Exercise aim: Could you transcribe every record below exactly as written, leaving out any pictures?

Dataset rows:
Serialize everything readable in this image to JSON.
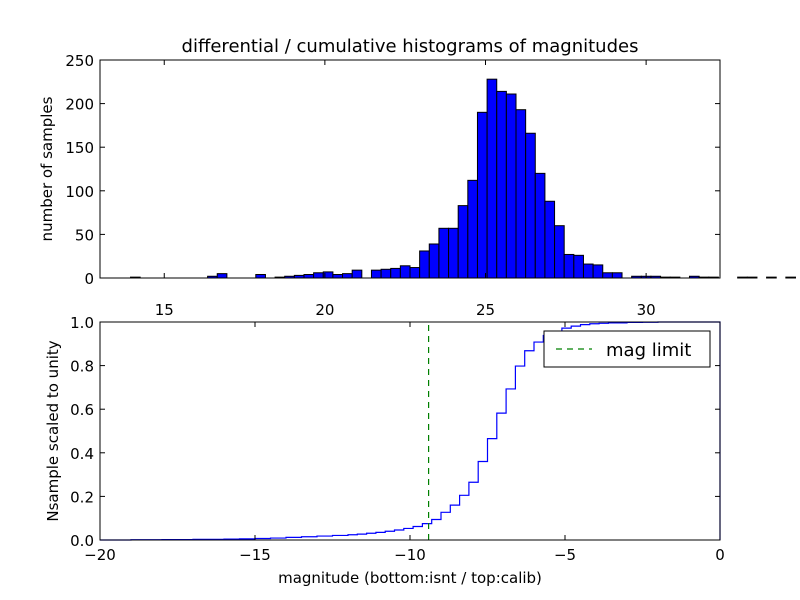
{
  "chart_data": [
    {
      "type": "bar",
      "title": "differential / cumulative histograms of magnitudes",
      "ylabel": "number of samples",
      "xlabel": "",
      "xlim": [
        13.0,
        32.3
      ],
      "ylim": [
        0,
        250
      ],
      "xticks": [
        15,
        20,
        25,
        30
      ],
      "xtick_labels": [
        "15",
        "20",
        "25",
        "30"
      ],
      "yticks": [
        0,
        50,
        100,
        150,
        200,
        250
      ],
      "ytick_labels": [
        "0",
        "50",
        "100",
        "150",
        "200",
        "250"
      ],
      "bin_width": 0.3,
      "bins_start": 13.95,
      "values": [
        1,
        0,
        0,
        0,
        0,
        0,
        0,
        0,
        2,
        5,
        0,
        0,
        0,
        4,
        0,
        1,
        2,
        3,
        4,
        6,
        7,
        4,
        5,
        9,
        0,
        9,
        10,
        11,
        14,
        12,
        31,
        39,
        57,
        57,
        83,
        112,
        190,
        228,
        214,
        211,
        193,
        166,
        120,
        88,
        60,
        27,
        26,
        16,
        15,
        6,
        6,
        0,
        2,
        2,
        2,
        1,
        1,
        0,
        2,
        1,
        1,
        0,
        0,
        1,
        1,
        0,
        1,
        0,
        1,
        0,
        0,
        0,
        1,
        0
      ],
      "bar_color": "#0000ff",
      "grid": false
    },
    {
      "type": "line",
      "title": "",
      "xlabel": "magnitude (bottom:isnt / top:calib)",
      "ylabel": "Nsample scaled to unity",
      "xlim": [
        -20,
        0
      ],
      "ylim": [
        0.0,
        1.0
      ],
      "xticks": [
        -20,
        -15,
        -10,
        -5,
        0
      ],
      "xtick_labels": [
        "−20",
        "−15",
        "−10",
        "−5",
        "0"
      ],
      "yticks": [
        0.0,
        0.2,
        0.4,
        0.6,
        0.8,
        1.0
      ],
      "ytick_labels": [
        "0.0",
        "0.2",
        "0.4",
        "0.6",
        "0.8",
        "1.0"
      ],
      "series": [
        {
          "name": "",
          "color": "#0000ff",
          "style": "steps",
          "x": [
            -20,
            -19,
            -18,
            -17,
            -16,
            -15.5,
            -15,
            -14.5,
            -14,
            -13.5,
            -13,
            -12.5,
            -12,
            -11.7,
            -11.4,
            -11.1,
            -10.8,
            -10.5,
            -10.2,
            -9.9,
            -9.6,
            -9.3,
            -9,
            -8.7,
            -8.4,
            -8.1,
            -7.8,
            -7.5,
            -7.2,
            -6.9,
            -6.6,
            -6.3,
            -6,
            -5.7,
            -5.4,
            -5.1,
            -4.8,
            -4.5,
            -4.2,
            -3.9,
            -3.6,
            -3,
            -2.5,
            -2,
            -1,
            -0.05
          ],
          "y": [
            0.0,
            0.001,
            0.002,
            0.003,
            0.004,
            0.005,
            0.007,
            0.009,
            0.012,
            0.015,
            0.018,
            0.021,
            0.024,
            0.027,
            0.031,
            0.035,
            0.04,
            0.046,
            0.053,
            0.062,
            0.075,
            0.094,
            0.127,
            0.16,
            0.205,
            0.265,
            0.36,
            0.465,
            0.582,
            0.693,
            0.798,
            0.868,
            0.908,
            0.938,
            0.958,
            0.972,
            0.981,
            0.988,
            0.992,
            0.994,
            0.996,
            0.998,
            0.999,
            1.0,
            1.0,
            1.0
          ]
        },
        {
          "name": "mag limit",
          "color": "#008000",
          "style": "dashed",
          "x": [
            -9.4,
            -9.4
          ],
          "y": [
            0.0,
            1.0
          ]
        }
      ],
      "legend_placement": "top-right",
      "grid": false
    }
  ]
}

Finished task:
Serialize everything readable in this image to JSON.
{
  "chart_data": [
    {
      "type": "bar",
      "title": "differential / cumulative histograms of magnitudes",
      "ylabel": "number of samples",
      "xlabel": "",
      "xlim": [
        13.0,
        32.3
      ],
      "ylim": [
        0,
        250
      ],
      "xticks": [
        15,
        20,
        25,
        30
      ],
      "xtick_labels": [
        "15",
        "20",
        "25",
        "30"
      ],
      "yticks": [
        0,
        50,
        100,
        150,
        200,
        250
      ],
      "ytick_labels": [
        "0",
        "50",
        "100",
        "150",
        "200",
        "250"
      ],
      "bin_width": 0.3,
      "bins_start": 13.95,
      "values": [
        1,
        0,
        0,
        0,
        0,
        0,
        0,
        0,
        2,
        5,
        0,
        0,
        0,
        4,
        0,
        1,
        2,
        3,
        4,
        6,
        7,
        4,
        5,
        9,
        0,
        9,
        10,
        11,
        14,
        12,
        31,
        39,
        57,
        57,
        83,
        112,
        190,
        228,
        214,
        211,
        193,
        166,
        120,
        88,
        60,
        27,
        26,
        16,
        15,
        6,
        6,
        0,
        2,
        2,
        2,
        1,
        1,
        0,
        2,
        1,
        1,
        0,
        0,
        1,
        1,
        0,
        1,
        0,
        1,
        0,
        0,
        0,
        1,
        0
      ],
      "bar_color": "#0000ff",
      "grid": false
    },
    {
      "type": "line",
      "title": "",
      "xlabel": "magnitude (bottom:isnt / top:calib)",
      "ylabel": "Nsample scaled to unity",
      "xlim": [
        -20,
        0
      ],
      "ylim": [
        0.0,
        1.0
      ],
      "xticks": [
        -20,
        -15,
        -10,
        -5,
        0
      ],
      "xtick_labels": [
        "−20",
        "−15",
        "−10",
        "−5",
        "0"
      ],
      "yticks": [
        0.0,
        0.2,
        0.4,
        0.6,
        0.8,
        1.0
      ],
      "ytick_labels": [
        "0.0",
        "0.2",
        "0.4",
        "0.6",
        "0.8",
        "1.0"
      ],
      "series": [
        {
          "name": "",
          "color": "#0000ff",
          "style": "steps",
          "x": [
            -20,
            -19,
            -18,
            -17,
            -16,
            -15.5,
            -15,
            -14.5,
            -14,
            -13.5,
            -13,
            -12.5,
            -12,
            -11.7,
            -11.4,
            -11.1,
            -10.8,
            -10.5,
            -10.2,
            -9.9,
            -9.6,
            -9.3,
            -9,
            -8.7,
            -8.4,
            -8.1,
            -7.8,
            -7.5,
            -7.2,
            -6.9,
            -6.6,
            -6.3,
            -6,
            -5.7,
            -5.4,
            -5.1,
            -4.8,
            -4.5,
            -4.2,
            -3.9,
            -3.6,
            -3,
            -2.5,
            -2,
            -1,
            -0.05
          ],
          "y": [
            0.0,
            0.001,
            0.002,
            0.003,
            0.004,
            0.005,
            0.007,
            0.009,
            0.012,
            0.015,
            0.018,
            0.021,
            0.024,
            0.027,
            0.031,
            0.035,
            0.04,
            0.046,
            0.053,
            0.062,
            0.075,
            0.094,
            0.127,
            0.16,
            0.205,
            0.265,
            0.36,
            0.465,
            0.582,
            0.693,
            0.798,
            0.868,
            0.908,
            0.938,
            0.958,
            0.972,
            0.981,
            0.988,
            0.992,
            0.994,
            0.996,
            0.998,
            0.999,
            1.0,
            1.0,
            1.0
          ]
        },
        {
          "name": "mag limit",
          "color": "#008000",
          "style": "dashed",
          "x": [
            -9.4,
            -9.4
          ],
          "y": [
            0.0,
            1.0
          ]
        }
      ],
      "legend_placement": "top-right",
      "grid": false
    }
  ]
}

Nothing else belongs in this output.